AIM: Search the entries below. Return every line that has "what" in it.
─── SUPPLIED ENTRIES ───
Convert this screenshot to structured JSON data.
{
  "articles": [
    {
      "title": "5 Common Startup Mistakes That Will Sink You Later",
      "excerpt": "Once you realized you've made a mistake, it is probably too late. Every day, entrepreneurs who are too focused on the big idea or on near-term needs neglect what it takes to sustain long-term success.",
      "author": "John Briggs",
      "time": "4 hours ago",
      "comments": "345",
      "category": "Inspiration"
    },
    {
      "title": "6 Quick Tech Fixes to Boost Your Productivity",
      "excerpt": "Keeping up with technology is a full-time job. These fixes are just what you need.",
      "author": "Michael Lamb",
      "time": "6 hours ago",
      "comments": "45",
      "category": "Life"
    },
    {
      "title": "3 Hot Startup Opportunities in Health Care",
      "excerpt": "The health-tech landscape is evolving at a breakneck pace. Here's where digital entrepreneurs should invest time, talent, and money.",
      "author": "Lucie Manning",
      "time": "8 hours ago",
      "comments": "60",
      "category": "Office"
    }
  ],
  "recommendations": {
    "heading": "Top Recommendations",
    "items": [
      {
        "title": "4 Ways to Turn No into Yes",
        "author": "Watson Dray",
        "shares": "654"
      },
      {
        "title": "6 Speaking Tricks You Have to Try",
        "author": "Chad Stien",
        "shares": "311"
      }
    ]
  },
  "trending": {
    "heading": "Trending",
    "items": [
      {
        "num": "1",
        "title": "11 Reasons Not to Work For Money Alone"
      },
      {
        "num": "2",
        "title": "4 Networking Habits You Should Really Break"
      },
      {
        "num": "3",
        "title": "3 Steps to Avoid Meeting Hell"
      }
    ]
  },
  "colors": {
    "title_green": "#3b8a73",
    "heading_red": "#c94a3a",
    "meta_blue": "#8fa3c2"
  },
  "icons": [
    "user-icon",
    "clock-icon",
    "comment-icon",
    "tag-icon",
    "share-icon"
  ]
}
───
EXERCISE OUTPUT:
      "excerpt": "Once you realized you've made a mistake, it is probably too late. Every day, entrepreneurs who are too focused on the big idea or on near-term needs neglect what it takes to sustain long-term success.",
      "excerpt": "Keeping up with technology is a full-time job. These fixes are just what you need.",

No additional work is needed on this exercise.